## WHAT THE EXERCISE ASKS
Collect all lines from the records below that include the word "this".

(Stored records)
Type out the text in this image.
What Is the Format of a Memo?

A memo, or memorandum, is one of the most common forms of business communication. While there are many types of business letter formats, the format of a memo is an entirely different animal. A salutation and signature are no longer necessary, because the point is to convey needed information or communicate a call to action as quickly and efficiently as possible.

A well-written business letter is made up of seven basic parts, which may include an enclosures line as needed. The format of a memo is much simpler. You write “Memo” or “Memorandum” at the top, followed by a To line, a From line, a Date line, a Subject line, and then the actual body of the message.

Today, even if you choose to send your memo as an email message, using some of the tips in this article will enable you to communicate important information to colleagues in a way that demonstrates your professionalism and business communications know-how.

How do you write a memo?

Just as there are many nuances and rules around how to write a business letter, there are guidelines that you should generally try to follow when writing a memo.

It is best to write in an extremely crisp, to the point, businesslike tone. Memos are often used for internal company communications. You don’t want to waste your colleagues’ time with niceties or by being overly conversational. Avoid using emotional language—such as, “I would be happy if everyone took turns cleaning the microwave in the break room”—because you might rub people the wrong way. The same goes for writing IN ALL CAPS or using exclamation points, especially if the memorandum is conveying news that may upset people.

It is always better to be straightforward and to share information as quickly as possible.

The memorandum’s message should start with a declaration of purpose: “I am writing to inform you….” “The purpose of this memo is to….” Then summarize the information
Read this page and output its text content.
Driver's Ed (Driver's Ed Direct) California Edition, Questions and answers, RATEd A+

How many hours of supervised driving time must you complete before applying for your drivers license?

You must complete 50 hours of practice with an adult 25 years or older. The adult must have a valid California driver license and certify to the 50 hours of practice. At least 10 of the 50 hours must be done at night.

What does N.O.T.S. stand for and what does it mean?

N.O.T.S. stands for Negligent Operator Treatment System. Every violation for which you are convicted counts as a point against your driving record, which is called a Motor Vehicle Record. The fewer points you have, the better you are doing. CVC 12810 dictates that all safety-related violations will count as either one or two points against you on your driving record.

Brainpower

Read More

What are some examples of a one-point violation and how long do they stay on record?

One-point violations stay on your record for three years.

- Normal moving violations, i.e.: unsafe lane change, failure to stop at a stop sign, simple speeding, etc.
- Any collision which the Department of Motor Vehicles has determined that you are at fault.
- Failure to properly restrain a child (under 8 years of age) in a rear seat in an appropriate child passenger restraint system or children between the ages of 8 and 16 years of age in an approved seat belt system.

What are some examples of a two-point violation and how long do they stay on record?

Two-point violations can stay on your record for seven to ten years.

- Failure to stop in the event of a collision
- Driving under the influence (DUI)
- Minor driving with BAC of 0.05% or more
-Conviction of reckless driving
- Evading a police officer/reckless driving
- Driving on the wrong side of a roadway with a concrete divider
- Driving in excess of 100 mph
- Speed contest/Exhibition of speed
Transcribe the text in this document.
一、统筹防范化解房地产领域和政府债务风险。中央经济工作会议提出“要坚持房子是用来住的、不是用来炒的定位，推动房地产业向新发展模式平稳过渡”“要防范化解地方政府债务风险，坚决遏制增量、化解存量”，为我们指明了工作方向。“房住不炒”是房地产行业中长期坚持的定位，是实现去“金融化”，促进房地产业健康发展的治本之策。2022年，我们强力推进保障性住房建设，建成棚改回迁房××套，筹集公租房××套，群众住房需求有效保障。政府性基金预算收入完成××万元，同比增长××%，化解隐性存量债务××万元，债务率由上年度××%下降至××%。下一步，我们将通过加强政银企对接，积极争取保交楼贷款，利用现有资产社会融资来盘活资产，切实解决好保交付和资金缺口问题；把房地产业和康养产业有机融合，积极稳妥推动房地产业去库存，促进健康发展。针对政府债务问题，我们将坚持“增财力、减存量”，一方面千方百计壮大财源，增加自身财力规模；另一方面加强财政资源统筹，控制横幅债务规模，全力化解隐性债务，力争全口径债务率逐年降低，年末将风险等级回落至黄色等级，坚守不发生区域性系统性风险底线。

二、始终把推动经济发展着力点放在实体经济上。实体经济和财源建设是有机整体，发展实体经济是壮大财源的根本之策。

## WRITTEN SOLUTION
Type out the text in this image.
Today, even if you choose to send your memo as an email message, using some of the tips in this article will enable you to communicate important information to colleagues in a way that demonstrates your professionalism and business communications know-how.
The memorandum’s message should start with a declaration of purpose: “I am writing to inform you….” “The purpose of this memo is to….” Then summarize the information
Read this page and output its text content.
Transcribe the text in this document.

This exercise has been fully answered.